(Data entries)

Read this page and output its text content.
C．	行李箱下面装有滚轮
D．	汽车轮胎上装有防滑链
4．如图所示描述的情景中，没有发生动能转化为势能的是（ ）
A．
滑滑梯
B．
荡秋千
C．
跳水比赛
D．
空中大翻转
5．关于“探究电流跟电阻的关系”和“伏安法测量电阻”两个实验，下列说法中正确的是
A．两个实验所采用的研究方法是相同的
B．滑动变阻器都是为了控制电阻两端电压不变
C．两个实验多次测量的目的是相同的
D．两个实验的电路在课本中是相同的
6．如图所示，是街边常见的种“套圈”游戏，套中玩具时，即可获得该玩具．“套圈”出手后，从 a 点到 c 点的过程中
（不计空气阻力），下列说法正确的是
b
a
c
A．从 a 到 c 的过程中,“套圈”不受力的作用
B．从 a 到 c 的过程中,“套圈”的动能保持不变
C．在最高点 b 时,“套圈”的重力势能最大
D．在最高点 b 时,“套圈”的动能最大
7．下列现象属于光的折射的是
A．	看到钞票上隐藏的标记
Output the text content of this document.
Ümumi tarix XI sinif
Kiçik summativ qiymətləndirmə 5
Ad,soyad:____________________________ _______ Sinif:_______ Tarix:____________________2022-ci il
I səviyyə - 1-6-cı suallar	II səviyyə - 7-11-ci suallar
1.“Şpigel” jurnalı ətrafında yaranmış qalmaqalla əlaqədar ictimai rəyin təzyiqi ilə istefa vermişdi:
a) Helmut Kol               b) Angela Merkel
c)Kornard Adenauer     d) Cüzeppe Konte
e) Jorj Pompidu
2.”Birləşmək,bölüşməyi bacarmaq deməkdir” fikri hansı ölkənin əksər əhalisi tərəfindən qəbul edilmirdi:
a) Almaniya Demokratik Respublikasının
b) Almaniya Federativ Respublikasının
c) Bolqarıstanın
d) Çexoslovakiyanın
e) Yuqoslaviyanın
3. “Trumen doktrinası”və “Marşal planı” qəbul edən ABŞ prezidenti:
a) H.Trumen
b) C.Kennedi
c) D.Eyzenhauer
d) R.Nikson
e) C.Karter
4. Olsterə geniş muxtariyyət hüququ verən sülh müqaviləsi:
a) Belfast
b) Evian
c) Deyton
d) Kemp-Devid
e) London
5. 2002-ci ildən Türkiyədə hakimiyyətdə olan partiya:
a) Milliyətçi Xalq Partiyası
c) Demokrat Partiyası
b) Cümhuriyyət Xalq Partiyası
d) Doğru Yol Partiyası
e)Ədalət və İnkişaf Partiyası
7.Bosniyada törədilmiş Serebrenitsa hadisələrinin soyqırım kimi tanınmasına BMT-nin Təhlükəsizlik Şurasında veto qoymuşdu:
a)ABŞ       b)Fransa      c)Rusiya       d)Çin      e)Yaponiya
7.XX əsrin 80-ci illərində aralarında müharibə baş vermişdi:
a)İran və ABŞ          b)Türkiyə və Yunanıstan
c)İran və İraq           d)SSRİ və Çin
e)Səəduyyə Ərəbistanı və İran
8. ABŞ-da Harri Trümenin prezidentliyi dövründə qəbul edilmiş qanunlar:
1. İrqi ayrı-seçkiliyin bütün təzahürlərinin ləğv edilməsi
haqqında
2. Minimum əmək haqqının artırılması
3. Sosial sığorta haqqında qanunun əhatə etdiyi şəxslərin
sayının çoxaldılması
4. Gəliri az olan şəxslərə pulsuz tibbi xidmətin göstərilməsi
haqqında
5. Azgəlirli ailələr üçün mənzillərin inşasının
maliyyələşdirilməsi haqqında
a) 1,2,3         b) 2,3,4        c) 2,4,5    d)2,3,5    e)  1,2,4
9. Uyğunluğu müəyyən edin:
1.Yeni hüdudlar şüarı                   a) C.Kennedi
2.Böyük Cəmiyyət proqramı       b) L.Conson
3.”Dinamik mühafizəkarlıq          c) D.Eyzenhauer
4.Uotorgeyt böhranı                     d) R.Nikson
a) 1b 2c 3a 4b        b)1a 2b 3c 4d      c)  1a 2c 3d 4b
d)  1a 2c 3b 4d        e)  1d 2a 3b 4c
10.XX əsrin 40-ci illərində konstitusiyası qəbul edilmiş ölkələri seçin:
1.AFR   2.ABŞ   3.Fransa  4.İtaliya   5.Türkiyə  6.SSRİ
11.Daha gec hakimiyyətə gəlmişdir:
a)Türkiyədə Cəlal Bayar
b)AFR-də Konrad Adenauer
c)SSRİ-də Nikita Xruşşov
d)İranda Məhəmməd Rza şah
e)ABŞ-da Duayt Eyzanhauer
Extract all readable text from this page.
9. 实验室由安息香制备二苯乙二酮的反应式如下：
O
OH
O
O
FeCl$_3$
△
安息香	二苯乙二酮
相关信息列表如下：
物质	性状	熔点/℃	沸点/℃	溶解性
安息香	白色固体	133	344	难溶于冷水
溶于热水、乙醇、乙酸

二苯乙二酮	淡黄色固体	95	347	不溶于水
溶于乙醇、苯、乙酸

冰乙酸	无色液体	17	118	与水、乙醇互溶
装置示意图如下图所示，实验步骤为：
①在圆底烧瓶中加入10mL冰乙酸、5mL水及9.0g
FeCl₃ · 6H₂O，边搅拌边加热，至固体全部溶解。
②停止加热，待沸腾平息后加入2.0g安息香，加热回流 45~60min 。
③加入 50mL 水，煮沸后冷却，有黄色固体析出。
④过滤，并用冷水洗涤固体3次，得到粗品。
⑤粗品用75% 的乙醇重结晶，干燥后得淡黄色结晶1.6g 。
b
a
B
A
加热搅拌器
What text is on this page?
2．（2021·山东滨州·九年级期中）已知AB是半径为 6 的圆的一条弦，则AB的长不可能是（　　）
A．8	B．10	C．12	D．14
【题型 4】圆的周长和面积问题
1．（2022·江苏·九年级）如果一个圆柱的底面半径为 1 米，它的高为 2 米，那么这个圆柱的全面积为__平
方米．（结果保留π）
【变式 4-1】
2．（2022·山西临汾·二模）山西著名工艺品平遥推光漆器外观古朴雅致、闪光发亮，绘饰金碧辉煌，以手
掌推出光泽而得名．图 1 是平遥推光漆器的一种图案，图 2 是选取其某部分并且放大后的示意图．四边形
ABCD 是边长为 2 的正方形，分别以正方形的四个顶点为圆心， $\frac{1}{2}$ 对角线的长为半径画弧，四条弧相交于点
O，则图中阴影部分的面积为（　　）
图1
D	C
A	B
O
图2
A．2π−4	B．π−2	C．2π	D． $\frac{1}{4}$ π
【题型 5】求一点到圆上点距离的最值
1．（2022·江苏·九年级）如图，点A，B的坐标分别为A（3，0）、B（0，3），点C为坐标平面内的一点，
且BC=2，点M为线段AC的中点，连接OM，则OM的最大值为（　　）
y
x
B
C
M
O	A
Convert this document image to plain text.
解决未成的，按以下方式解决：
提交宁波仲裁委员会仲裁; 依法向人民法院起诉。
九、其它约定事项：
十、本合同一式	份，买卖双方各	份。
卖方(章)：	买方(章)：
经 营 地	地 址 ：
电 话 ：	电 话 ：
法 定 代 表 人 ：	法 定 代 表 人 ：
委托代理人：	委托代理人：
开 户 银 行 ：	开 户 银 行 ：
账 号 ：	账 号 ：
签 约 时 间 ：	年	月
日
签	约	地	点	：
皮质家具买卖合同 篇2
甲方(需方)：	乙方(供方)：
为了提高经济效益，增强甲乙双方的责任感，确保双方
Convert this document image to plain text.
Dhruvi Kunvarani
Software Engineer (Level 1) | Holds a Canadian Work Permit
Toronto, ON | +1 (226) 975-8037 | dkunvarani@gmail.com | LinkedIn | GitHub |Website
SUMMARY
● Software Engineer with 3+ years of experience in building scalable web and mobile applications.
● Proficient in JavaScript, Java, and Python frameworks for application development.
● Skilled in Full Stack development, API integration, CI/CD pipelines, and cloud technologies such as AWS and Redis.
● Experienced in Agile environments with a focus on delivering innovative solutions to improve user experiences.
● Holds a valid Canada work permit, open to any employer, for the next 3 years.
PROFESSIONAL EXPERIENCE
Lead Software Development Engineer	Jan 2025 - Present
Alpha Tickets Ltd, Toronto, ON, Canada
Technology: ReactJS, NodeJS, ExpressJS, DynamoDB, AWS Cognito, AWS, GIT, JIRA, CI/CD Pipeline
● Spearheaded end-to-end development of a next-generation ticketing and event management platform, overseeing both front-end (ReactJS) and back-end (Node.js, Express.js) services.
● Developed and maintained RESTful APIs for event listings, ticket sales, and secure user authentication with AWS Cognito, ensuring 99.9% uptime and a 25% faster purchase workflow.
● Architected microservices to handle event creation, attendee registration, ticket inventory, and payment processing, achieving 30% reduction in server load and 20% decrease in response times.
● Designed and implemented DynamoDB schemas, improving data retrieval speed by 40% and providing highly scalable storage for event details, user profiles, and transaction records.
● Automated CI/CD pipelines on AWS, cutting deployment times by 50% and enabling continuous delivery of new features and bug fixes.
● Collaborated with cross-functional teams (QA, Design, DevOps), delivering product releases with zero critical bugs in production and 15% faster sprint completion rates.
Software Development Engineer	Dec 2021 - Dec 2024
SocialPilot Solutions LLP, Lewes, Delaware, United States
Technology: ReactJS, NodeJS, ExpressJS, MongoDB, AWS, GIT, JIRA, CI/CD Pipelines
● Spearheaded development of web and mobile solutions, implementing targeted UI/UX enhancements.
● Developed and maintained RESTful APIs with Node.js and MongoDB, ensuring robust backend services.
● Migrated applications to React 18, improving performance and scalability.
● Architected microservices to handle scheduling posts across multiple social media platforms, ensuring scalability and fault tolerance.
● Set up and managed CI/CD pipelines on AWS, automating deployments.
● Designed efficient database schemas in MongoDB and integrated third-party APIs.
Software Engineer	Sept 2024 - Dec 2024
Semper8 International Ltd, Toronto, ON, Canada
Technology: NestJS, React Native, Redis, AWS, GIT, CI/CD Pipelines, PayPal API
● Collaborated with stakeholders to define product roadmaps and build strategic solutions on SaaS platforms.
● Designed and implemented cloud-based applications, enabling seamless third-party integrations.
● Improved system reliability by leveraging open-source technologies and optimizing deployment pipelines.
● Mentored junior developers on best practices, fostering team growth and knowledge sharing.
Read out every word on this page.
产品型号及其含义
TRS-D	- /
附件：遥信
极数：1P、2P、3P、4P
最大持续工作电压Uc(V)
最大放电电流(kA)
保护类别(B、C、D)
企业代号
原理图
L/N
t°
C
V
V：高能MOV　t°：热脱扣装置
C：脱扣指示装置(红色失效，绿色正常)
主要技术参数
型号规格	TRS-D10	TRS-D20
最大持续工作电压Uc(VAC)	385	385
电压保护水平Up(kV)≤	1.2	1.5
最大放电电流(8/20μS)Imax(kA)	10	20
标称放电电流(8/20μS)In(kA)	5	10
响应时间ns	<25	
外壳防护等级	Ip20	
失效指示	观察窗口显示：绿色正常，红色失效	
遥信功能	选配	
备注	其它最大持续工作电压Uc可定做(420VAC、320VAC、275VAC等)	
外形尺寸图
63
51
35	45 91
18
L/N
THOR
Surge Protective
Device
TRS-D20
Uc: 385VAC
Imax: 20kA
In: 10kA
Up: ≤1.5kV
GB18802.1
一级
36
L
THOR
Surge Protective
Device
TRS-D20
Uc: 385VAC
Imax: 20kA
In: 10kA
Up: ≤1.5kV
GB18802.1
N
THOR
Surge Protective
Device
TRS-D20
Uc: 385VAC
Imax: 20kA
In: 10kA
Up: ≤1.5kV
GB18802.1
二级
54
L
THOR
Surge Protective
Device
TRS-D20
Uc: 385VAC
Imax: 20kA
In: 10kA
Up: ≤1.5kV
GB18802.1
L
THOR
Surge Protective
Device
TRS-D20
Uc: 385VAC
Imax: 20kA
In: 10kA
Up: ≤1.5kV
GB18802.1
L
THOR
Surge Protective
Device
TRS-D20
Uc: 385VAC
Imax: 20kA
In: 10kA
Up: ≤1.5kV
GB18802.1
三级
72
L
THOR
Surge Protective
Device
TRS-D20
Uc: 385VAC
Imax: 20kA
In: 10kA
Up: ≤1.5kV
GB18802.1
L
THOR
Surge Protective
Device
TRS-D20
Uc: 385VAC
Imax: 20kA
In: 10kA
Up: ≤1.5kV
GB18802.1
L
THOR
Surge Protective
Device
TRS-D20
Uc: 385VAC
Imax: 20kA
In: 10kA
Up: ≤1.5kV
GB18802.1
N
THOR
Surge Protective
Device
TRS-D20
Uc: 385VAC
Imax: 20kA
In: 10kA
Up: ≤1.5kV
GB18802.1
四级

**What to work on**
Find and copy each line above that includes the string "Collaborated".

**Answer to the problem**
● Collaborated with cross-functional teams (QA, Design, DevOps), delivering product releases with zero critical bugs in production and 15% faster sprint completion rates.
● Collaborated with stakeholders to define product roadmaps and build strategic solutions on SaaS platforms.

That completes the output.